[Dataset excerpt]:

******************************

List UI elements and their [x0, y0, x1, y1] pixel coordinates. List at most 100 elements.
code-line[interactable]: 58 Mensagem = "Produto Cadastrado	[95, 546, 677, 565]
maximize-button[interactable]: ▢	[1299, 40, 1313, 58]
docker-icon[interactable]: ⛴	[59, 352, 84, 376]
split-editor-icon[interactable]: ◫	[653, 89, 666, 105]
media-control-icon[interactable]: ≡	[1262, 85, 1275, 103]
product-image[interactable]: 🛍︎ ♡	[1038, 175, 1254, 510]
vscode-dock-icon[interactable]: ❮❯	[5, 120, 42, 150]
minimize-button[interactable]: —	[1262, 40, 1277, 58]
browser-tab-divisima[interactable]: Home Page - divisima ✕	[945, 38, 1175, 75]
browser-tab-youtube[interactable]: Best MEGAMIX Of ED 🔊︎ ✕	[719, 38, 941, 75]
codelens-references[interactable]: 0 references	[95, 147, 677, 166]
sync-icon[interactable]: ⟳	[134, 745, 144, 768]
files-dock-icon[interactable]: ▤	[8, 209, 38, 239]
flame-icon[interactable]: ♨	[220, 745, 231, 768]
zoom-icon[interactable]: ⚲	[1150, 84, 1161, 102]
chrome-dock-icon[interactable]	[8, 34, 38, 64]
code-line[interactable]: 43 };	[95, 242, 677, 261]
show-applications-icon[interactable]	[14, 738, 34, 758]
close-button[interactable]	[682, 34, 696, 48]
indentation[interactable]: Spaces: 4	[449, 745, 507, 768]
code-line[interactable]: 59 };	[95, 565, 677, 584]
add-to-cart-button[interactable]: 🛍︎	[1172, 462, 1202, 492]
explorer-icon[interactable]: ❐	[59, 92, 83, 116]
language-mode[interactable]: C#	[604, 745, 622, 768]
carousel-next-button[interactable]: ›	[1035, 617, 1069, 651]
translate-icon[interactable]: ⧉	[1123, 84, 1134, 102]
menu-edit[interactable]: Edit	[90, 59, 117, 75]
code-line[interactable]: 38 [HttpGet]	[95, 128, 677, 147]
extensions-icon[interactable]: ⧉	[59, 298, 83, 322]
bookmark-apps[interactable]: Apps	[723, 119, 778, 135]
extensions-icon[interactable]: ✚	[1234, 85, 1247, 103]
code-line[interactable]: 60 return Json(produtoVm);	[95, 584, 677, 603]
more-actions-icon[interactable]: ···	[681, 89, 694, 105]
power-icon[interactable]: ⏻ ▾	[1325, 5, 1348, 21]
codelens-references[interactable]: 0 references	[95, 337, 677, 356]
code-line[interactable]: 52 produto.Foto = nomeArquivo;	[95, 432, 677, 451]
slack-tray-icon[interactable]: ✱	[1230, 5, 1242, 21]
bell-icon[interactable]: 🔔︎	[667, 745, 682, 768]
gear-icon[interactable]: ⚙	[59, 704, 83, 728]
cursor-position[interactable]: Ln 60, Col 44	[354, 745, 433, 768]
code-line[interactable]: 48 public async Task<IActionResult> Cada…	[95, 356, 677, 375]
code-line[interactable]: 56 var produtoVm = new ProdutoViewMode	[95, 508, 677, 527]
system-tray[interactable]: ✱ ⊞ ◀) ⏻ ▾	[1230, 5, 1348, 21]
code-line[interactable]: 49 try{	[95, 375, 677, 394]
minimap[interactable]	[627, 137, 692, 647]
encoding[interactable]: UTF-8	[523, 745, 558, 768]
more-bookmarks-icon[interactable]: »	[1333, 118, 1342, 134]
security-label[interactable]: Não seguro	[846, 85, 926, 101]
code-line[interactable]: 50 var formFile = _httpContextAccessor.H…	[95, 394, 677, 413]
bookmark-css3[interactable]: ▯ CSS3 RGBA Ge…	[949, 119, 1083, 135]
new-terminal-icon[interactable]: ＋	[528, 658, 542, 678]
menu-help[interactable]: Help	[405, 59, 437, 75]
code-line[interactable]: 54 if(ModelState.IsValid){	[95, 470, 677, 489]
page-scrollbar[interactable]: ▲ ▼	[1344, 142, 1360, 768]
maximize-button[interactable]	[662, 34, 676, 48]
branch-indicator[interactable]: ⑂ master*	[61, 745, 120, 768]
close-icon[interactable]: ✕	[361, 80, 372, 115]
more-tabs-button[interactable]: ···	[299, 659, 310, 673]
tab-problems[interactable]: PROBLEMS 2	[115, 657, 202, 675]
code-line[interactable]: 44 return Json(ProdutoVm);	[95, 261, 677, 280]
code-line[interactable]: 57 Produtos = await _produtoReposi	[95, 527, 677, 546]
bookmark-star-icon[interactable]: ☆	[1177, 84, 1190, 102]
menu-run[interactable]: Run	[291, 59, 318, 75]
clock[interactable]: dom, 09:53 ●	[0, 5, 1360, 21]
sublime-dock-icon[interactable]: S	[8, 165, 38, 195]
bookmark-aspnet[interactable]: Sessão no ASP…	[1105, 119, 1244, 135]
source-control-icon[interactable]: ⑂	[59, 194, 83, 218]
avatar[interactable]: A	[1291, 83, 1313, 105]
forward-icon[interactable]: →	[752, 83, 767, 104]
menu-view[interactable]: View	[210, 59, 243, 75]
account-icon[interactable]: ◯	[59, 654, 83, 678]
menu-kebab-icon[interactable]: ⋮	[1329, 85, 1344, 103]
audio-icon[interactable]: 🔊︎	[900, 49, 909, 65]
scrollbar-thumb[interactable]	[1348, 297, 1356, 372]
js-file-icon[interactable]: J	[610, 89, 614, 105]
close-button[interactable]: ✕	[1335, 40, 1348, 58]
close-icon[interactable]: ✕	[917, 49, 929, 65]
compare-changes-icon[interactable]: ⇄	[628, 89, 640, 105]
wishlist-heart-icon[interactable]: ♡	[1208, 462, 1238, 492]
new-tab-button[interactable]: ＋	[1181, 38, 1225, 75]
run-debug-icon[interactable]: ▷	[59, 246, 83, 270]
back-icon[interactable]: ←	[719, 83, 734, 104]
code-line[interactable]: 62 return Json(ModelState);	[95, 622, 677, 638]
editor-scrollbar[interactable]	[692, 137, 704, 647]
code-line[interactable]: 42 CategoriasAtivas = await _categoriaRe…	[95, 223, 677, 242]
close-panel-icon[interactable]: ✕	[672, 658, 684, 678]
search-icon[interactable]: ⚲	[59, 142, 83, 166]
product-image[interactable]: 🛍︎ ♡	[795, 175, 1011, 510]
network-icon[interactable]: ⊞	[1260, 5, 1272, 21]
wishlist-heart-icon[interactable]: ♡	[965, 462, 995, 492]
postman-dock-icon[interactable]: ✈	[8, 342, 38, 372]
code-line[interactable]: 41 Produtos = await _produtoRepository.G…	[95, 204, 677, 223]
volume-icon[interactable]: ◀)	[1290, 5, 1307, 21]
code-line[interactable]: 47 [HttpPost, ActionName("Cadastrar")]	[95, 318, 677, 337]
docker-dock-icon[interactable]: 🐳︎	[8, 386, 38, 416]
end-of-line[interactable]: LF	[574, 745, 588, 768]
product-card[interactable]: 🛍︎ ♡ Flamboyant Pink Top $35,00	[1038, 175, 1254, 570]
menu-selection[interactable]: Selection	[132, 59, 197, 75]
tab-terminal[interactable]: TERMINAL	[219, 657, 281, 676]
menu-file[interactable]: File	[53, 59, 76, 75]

******************************

[WHAT THE EXERCISE ASKS]: Print the items from the start of the excerpt through the line that contains "89, 666, 105]", inclusive, keeping each line the same.

[RESULT]:
List UI elements and their [x0, y0, x1, y1] pixel coordinates. List at most 100 elements.
code-line[interactable]: 58 Mensagem = "Produto Cadastrado	[95, 546, 677, 565]
maximize-button[interactable]: ▢	[1299, 40, 1313, 58]
docker-icon[interactable]: ⛴	[59, 352, 84, 376]
split-editor-icon[interactable]: ◫	[653, 89, 666, 105]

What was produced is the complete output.